**EXERCISE GOAL:**
Reproduce the stretch of material from its first line through the line containing "code-line: add lfsrs misr1", both included, without changing a character.

=-=-=-=-=

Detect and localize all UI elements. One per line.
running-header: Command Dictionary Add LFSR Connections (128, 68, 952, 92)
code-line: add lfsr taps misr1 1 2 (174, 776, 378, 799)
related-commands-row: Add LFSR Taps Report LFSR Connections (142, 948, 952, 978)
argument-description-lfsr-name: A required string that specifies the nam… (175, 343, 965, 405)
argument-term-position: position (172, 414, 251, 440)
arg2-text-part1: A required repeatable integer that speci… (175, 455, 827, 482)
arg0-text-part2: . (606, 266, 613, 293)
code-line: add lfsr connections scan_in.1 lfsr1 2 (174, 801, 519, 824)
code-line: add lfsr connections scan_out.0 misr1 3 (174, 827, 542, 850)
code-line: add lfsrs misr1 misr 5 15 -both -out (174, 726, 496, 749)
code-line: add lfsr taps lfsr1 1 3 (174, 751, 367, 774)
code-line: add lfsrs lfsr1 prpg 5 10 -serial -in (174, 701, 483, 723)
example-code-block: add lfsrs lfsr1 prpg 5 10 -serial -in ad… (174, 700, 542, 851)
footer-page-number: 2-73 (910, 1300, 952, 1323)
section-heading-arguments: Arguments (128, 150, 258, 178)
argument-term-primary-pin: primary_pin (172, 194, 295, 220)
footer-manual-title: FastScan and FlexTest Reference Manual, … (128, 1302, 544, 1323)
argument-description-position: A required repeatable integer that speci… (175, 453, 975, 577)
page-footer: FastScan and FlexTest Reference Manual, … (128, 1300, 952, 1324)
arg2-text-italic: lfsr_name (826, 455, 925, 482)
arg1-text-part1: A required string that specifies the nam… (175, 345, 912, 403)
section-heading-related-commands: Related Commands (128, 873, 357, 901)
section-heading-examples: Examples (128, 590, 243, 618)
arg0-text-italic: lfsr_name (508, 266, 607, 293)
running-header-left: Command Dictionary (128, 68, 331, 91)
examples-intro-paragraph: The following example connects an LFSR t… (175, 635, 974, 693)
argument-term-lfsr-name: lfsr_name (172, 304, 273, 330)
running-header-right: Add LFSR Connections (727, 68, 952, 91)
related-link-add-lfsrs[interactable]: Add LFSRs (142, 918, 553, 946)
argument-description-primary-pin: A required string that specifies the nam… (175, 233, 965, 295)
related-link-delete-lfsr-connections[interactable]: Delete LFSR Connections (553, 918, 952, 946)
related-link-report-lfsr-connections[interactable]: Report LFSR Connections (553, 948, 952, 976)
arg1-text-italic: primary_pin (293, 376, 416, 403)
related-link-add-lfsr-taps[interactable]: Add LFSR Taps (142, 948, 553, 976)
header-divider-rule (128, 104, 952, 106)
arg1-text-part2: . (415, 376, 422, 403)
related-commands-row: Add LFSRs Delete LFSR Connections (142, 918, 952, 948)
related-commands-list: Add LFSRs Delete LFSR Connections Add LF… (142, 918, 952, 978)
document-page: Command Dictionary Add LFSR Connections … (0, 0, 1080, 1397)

=-=-=-=-=

**SOLUTION FOR THIS EXERCISE:**
Detect and localize all UI elements. One per line.
running-header: Command Dictionary Add LFSR Connections (128, 68, 952, 92)
code-line: add lfsr taps misr1 1 2 (174, 776, 378, 799)
related-commands-row: Add LFSR Taps Report LFSR Connections (142, 948, 952, 978)
argument-description-lfsr-name: A required string that specifies the nam… (175, 343, 965, 405)
argument-term-position: position (172, 414, 251, 440)
arg2-text-part1: A required repeatable integer that speci… (175, 455, 827, 482)
arg0-text-part2: . (606, 266, 613, 293)
code-line: add lfsr connections scan_in.1 lfsr1 2 (174, 801, 519, 824)
code-line: add lfsr connections scan_out.0 misr1 3 (174, 827, 542, 850)
code-line: add lfsrs misr1 misr 5 15 -both -out (174, 726, 496, 749)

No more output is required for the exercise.